Set task →
Scan the data. Collect each line that contains the word "this".
:::
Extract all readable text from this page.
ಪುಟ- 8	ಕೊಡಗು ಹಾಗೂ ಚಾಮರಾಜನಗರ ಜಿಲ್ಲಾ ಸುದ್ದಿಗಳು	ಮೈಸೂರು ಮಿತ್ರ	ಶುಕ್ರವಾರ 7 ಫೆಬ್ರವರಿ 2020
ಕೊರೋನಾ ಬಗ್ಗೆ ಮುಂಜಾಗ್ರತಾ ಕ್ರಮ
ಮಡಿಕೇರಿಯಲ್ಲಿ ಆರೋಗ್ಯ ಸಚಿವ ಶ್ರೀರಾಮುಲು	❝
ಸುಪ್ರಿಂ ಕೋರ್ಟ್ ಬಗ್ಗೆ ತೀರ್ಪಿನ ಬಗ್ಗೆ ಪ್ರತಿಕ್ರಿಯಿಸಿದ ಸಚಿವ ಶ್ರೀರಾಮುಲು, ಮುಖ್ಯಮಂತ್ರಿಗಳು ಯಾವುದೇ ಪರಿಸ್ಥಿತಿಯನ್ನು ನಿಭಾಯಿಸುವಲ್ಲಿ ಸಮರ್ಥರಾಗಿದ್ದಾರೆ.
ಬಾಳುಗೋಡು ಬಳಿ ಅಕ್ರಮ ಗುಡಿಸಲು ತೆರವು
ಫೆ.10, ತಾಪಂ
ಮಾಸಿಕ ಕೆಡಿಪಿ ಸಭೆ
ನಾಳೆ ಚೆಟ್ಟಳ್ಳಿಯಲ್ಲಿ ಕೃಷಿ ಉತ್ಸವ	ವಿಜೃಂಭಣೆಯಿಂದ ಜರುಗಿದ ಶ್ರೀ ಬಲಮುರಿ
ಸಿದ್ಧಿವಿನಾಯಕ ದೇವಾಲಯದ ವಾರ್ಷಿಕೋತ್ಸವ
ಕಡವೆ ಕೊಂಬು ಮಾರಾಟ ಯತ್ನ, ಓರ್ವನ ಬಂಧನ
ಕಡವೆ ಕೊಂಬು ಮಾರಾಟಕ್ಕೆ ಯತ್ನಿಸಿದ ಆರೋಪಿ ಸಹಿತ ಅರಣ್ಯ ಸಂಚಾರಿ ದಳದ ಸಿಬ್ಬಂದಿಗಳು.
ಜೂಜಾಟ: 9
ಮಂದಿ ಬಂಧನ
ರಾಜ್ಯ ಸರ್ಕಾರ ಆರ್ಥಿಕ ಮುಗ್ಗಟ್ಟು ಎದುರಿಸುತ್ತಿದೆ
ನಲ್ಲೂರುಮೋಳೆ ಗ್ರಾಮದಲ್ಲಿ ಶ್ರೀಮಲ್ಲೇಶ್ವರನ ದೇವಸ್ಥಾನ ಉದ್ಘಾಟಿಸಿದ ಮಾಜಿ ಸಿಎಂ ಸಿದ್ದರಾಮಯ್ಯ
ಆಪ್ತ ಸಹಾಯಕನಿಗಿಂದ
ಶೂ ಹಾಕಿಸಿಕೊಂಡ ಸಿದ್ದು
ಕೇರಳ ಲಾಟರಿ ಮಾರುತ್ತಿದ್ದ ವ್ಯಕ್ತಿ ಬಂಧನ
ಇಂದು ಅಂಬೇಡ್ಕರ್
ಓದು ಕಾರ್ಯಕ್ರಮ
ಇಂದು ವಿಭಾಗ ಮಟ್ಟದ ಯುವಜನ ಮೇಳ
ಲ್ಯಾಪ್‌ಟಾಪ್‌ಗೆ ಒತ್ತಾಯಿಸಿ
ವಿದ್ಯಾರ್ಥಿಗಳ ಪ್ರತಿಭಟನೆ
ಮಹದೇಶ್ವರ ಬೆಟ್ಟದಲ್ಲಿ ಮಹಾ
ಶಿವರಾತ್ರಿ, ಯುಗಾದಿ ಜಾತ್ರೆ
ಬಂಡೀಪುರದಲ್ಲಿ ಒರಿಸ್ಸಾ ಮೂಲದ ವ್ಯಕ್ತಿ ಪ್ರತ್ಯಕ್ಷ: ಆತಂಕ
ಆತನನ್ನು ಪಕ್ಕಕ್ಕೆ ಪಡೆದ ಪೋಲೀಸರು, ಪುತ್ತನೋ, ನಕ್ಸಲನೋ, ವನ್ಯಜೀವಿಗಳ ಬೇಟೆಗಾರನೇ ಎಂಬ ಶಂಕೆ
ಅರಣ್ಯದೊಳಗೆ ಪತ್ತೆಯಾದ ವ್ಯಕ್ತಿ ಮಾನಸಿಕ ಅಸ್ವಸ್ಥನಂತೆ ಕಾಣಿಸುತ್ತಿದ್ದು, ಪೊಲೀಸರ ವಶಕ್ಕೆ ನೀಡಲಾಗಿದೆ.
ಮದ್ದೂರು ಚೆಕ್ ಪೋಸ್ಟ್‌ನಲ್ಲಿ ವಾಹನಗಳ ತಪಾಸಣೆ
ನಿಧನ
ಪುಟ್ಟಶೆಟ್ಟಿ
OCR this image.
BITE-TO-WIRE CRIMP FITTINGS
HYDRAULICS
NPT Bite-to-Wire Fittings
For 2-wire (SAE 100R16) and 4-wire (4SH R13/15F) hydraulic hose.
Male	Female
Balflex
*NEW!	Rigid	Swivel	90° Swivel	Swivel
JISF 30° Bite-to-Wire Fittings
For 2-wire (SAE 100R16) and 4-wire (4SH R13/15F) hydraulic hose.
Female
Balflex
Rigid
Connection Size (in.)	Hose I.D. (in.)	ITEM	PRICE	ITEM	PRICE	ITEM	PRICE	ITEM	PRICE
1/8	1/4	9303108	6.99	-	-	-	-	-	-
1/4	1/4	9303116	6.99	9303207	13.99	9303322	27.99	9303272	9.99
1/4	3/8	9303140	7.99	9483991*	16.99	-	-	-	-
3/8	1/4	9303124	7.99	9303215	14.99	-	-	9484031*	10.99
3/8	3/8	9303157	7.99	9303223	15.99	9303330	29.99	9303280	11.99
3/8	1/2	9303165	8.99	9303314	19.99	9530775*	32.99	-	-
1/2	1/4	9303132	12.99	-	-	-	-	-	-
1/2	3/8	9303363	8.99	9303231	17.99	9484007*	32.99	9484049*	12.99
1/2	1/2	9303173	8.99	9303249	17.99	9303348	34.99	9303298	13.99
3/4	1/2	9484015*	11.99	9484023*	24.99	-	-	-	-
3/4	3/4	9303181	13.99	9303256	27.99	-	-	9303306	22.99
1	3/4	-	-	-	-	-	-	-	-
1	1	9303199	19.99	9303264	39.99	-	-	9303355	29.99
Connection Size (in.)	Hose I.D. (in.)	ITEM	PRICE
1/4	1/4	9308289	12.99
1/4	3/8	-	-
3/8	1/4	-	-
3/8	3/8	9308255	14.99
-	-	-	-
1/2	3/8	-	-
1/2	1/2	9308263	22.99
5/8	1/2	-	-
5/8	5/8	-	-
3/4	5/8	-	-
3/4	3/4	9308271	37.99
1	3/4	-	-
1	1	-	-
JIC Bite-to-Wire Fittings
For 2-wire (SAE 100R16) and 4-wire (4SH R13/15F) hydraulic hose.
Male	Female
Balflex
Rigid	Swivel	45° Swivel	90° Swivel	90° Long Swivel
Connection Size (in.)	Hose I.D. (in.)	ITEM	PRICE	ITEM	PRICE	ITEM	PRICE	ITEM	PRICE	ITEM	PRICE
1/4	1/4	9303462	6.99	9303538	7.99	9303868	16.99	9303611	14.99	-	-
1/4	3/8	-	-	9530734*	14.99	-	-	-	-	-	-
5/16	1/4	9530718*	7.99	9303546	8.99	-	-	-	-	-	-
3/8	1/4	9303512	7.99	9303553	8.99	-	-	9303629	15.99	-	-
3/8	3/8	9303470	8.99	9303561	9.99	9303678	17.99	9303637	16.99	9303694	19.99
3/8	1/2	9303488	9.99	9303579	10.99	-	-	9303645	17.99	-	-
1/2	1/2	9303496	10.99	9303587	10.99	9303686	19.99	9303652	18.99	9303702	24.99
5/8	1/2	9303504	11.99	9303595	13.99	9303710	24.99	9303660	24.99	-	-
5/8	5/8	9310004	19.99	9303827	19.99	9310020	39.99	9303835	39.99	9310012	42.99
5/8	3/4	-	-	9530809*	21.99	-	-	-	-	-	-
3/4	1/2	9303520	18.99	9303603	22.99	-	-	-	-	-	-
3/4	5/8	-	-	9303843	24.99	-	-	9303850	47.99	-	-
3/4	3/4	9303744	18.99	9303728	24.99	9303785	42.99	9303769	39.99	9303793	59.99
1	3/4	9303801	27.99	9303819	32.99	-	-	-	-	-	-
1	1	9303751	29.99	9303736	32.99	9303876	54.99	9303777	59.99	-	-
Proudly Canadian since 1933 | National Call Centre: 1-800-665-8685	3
:::
The result →
Extract all readable text from this page.
OCR this image.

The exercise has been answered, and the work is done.